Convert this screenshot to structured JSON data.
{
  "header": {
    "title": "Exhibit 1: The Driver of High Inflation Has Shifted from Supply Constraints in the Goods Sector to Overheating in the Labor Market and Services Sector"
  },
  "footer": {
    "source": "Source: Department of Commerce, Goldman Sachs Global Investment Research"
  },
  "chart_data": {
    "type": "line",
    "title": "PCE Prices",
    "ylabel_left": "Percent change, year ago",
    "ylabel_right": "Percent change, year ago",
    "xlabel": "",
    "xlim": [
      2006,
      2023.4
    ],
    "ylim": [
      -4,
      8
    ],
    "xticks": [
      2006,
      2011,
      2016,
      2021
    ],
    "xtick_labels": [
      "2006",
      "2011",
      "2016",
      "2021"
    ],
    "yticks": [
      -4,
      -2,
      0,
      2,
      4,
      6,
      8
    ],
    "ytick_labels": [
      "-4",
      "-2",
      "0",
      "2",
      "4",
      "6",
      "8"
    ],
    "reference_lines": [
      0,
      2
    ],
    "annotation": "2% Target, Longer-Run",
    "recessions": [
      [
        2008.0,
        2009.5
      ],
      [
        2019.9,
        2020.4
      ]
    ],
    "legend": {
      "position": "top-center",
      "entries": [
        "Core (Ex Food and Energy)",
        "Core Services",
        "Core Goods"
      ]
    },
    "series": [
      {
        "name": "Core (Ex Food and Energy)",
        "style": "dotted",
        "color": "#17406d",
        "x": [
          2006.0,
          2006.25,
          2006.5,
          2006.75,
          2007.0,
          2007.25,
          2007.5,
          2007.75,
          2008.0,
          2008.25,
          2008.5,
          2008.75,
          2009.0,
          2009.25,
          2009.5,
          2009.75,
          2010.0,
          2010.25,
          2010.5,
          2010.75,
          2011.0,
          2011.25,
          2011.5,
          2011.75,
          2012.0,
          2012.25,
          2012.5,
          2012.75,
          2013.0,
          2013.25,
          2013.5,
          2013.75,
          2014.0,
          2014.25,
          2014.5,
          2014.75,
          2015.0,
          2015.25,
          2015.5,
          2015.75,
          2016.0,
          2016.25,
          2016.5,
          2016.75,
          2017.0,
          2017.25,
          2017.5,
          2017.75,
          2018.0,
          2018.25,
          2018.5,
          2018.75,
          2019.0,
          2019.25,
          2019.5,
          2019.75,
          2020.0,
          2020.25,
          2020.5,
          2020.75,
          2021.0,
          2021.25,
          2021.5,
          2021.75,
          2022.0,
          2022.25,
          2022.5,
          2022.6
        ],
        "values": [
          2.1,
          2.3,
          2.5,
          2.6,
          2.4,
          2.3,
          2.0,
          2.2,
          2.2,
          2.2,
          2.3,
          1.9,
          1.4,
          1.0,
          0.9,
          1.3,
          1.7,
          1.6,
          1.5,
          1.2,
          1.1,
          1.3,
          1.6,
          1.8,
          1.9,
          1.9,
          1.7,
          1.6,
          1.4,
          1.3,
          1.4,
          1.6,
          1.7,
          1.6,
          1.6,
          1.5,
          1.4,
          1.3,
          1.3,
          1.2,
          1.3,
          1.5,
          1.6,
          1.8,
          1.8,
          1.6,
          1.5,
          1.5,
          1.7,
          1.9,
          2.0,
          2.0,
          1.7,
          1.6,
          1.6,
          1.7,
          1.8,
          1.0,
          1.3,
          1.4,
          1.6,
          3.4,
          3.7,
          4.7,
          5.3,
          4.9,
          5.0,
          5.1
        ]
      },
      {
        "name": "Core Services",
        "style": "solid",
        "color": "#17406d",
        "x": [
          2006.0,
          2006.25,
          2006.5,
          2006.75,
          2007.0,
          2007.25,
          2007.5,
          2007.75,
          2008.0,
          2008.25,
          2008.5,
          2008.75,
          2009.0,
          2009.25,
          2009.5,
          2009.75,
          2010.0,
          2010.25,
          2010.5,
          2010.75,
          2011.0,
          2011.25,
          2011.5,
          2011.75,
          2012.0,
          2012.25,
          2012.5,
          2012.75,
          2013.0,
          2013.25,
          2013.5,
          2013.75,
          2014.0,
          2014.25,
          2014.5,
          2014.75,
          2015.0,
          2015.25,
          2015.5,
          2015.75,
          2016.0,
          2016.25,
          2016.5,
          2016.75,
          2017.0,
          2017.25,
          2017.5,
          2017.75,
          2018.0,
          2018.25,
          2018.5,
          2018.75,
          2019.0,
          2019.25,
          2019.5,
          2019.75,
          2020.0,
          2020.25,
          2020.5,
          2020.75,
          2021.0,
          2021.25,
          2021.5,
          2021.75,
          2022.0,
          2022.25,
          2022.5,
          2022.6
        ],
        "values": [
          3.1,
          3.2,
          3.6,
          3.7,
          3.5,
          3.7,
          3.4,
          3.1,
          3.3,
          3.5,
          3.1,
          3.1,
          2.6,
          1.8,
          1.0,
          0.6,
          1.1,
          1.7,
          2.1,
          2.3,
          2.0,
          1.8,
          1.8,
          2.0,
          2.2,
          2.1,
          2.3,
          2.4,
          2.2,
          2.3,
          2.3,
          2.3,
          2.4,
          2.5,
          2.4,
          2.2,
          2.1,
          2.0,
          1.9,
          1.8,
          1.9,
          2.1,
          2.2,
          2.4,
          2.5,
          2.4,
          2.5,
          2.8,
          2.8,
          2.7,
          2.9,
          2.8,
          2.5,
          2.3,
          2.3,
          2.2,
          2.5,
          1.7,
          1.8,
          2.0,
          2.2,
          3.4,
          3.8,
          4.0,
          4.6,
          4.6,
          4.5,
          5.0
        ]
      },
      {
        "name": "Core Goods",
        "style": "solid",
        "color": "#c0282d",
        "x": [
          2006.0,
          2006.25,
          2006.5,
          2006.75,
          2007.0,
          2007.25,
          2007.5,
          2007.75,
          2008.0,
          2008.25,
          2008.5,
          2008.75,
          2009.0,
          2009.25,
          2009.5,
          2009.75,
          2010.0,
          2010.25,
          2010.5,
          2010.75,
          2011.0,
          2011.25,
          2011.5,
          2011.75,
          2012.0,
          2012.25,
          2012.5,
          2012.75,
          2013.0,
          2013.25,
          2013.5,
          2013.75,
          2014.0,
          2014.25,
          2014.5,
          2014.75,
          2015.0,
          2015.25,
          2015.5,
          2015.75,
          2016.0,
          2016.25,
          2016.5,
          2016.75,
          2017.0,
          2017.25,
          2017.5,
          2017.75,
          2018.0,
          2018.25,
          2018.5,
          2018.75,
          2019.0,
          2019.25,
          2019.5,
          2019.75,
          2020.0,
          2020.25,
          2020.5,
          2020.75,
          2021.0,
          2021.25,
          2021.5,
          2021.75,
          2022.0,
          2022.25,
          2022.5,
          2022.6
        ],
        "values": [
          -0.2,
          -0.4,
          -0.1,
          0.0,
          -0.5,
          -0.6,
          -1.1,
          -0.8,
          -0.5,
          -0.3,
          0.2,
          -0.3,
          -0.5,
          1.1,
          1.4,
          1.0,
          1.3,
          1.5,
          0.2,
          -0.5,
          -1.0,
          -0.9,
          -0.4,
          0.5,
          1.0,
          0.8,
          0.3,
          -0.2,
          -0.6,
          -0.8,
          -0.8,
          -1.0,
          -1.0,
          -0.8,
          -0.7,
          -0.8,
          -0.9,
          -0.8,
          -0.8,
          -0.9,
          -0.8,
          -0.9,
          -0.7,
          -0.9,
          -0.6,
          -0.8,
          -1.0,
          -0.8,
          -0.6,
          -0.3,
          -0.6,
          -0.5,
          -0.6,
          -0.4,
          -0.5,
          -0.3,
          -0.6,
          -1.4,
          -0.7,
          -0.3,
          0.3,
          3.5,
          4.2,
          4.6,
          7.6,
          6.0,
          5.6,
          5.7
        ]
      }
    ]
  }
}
_ _ _ _ _
#### Task instructions
Faithfully transcribe the whole of the data.

#### Completed exercise
Convert this screenshot to structured JSON data.
{
  "header": {
    "title": "Exhibit 1: The Driver of High Inflation Has Shifted from Supply Constraints in the Goods Sector to Overheating in the Labor Market and Services Sector"
  },
  "footer": {
    "source": "Source: Department of Commerce, Goldman Sachs Global Investment Research"
  },
  "chart_data": {
    "type": "line",
    "title": "PCE Prices",
    "ylabel_left": "Percent change, year ago",
    "ylabel_right": "Percent change, year ago",
    "xlabel": "",
    "xlim": [
      2006,
      2023.4
    ],
    "ylim": [
      -4,
      8
    ],
    "xticks": [
      2006,
      2011,
      2016,
      2021
    ],
    "xtick_labels": [
      "2006",
      "2011",
      "2016",
      "2021"
    ],
    "yticks": [
      -4,
      -2,
      0,
      2,
      4,
      6,
      8
    ],
    "ytick_labels": [
      "-4",
      "-2",
      "0",
      "2",
      "4",
      "6",
      "8"
    ],
    "reference_lines": [
      0,
      2
    ],
    "annotation": "2% Target, Longer-Run",
    "recessions": [
      [
        2008.0,
        2009.5
      ],
      [
        2019.9,
        2020.4
      ]
    ],
    "legend": {
      "position": "top-center",
      "entries": [
        "Core (Ex Food and Energy)",
        "Core Services",
        "Core Goods"
      ]
    },
    "series": [
      {
        "name": "Core (Ex Food and Energy)",
        "style": "dotted",
        "color": "#17406d",
        "x": [
          2006.0,
          2006.25,
          2006.5,
          2006.75,
          2007.0,
          2007.25,
          2007.5,
          2007.75,
          2008.0,
          2008.25,
          2008.5,
          2008.75,
          2009.0,
          2009.25,
          2009.5,
          2009.75,
          2010.0,
          2010.25,
          2010.5,
          2010.75,
          2011.0,
          2011.25,
          2011.5,
          2011.75,
          2012.0,
          2012.25,
          2012.5,
          2012.75,
          2013.0,
          2013.25,
          2013.5,
          2013.75,
          2014.0,
          2014.25,
          2014.5,
          2014.75,
          2015.0,
          2015.25,
          2015.5,
          2015.75,
          2016.0,
          2016.25,
          2016.5,
          2016.75,
          2017.0,
          2017.25,
          2017.5,
          2017.75,
          2018.0,
          2018.25,
          2018.5,
          2018.75,
          2019.0,
          2019.25,
          2019.5,
          2019.75,
          2020.0,
          2020.25,
          2020.5,
          2020.75,
          2021.0,
          2021.25,
          2021.5,
          2021.75,
          2022.0,
          2022.25,
          2022.5,
          2022.6
        ],
        "values": [
          2.1,
          2.3,
          2.5,
          2.6,
          2.4,
          2.3,
          2.0,
          2.2,
          2.2,
          2.2,
          2.3,
          1.9,
          1.4,
          1.0,
          0.9,
          1.3,
          1.7,
          1.6,
          1.5,
          1.2,
          1.1,
          1.3,
          1.6,
          1.8,
          1.9,
          1.9,
          1.7,
          1.6,
          1.4,
          1.3,
          1.4,
          1.6,
          1.7,
          1.6,
          1.6,
          1.5,
          1.4,
          1.3,
          1.3,
          1.2,
          1.3,
          1.5,
          1.6,
          1.8,
          1.8,
          1.6,
          1.5,
          1.5,
          1.7,
          1.9,
          2.0,
          2.0,
          1.7,
          1.6,
          1.6,
          1.7,
          1.8,
          1.0,
          1.3,
          1.4,
          1.6,
          3.4,
          3.7,
          4.7,
          5.3,
          4.9,
          5.0,
          5.1
        ]
      },
      {
        "name": "Core Services",
        "style": "solid",
        "color": "#17406d",
        "x": [
          2006.0,
          2006.25,
          2006.5,
          2006.75,
          2007.0,
          2007.25,
          2007.5,
          2007.75,
          2008.0,
          2008.25,
          2008.5,
          2008.75,
          2009.0,
          2009.25,
          2009.5,
          2009.75,
          2010.0,
          2010.25,
          2010.5,
          2010.75,
          2011.0,
          2011.25,
          2011.5,
          2011.75,
          2012.0,
          2012.25,
          2012.5,
          2012.75,
          2013.0,
          2013.25,
          2013.5,
          2013.75,
          2014.0,
          2014.25,
          2014.5,
          2014.75,
          2015.0,
          2015.25,
          2015.5,
          2015.75,
          2016.0,
          2016.25,
          2016.5,
          2016.75,
          2017.0,
          2017.25,
          2017.5,
          2017.75,
          2018.0,
          2018.25,
          2018.5,
          2018.75,
          2019.0,
          2019.25,
          2019.5,
          2019.75,
          2020.0,
          2020.25,
          2020.5,
          2020.75,
          2021.0,
          2021.25,
          2021.5,
          2021.75,
          2022.0,
          2022.25,
          2022.5,
          2022.6
        ],
        "values": [
          3.1,
          3.2,
          3.6,
          3.7,
          3.5,
          3.7,
          3.4,
          3.1,
          3.3,
          3.5,
          3.1,
          3.1,
          2.6,
          1.8,
          1.0,
          0.6,
          1.1,
          1.7,
          2.1,
          2.3,
          2.0,
          1.8,
          1.8,
          2.0,
          2.2,
          2.1,
          2.3,
          2.4,
          2.2,
          2.3,
          2.3,
          2.3,
          2.4,
          2.5,
          2.4,
          2.2,
          2.1,
          2.0,
          1.9,
          1.8,
          1.9,
          2.1,
          2.2,
          2.4,
          2.5,
          2.4,
          2.5,
          2.8,
          2.8,
          2.7,
          2.9,
          2.8,
          2.5,
          2.3,
          2.3,
          2.2,
          2.5,
          1.7,
          1.8,
          2.0,
          2.2,
          3.4,
          3.8,
          4.0,
          4.6,
          4.6,
          4.5,
          5.0
        ]
      },
      {
        "name": "Core Goods",
        "style": "solid",
        "color": "#c0282d",
        "x": [
          2006.0,
          2006.25,
          2006.5,
          2006.75,
          2007.0,
          2007.25,
          2007.5,
          2007.75,
          2008.0,
          2008.25,
          2008.5,
          2008.75,
          2009.0,
          2009.25,
          2009.5,
          2009.75,
          2010.0,
          2010.25,
          2010.5,
          2010.75,
          2011.0,
          2011.25,
          2011.5,
          2011.75,
          2012.0,
          2012.25,
          2012.5,
          2012.75,
          2013.0,
          2013.25,
          2013.5,
          2013.75,
          2014.0,
          2014.25,
          2014.5,
          2014.75,
          2015.0,
          2015.25,
          2015.5,
          2015.75,
          2016.0,
          2016.25,
          2016.5,
          2016.75,
          2017.0,
          2017.25,
          2017.5,
          2017.75,
          2018.0,
          2018.25,
          2018.5,
          2018.75,
          2019.0,
          2019.25,
          2019.5,
          2019.75,
          2020.0,
          2020.25,
          2020.5,
          2020.75,
          2021.0,
          2021.25,
          2021.5,
          2021.75,
          2022.0,
          2022.25,
          2022.5,
          2022.6
        ],
        "values": [
          -0.2,
          -0.4,
          -0.1,
          0.0,
          -0.5,
          -0.6,
          -1.1,
          -0.8,
          -0.5,
          -0.3,
          0.2,
          -0.3,
          -0.5,
          1.1,
          1.4,
          1.0,
          1.3,
          1.5,
          0.2,
          -0.5,
          -1.0,
          -0.9,
          -0.4,
          0.5,
          1.0,
          0.8,
          0.3,
          -0.2,
          -0.6,
          -0.8,
          -0.8,
          -1.0,
          -1.0,
          -0.8,
          -0.7,
          -0.8,
          -0.9,
          -0.8,
          -0.8,
          -0.9,
          -0.8,
          -0.9,
          -0.7,
          -0.9,
          -0.6,
          -0.8,
          -1.0,
          -0.8,
          -0.6,
          -0.3,
          -0.6,
          -0.5,
          -0.6,
          -0.4,
          -0.5,
          -0.3,
          -0.6,
          -1.4,
          -0.7,
          -0.3,
          0.3,
          3.5,
          4.2,
          4.6,
          7.6,
          6.0,
          5.6,
          5.7
        ]
      }
    ]
  }
}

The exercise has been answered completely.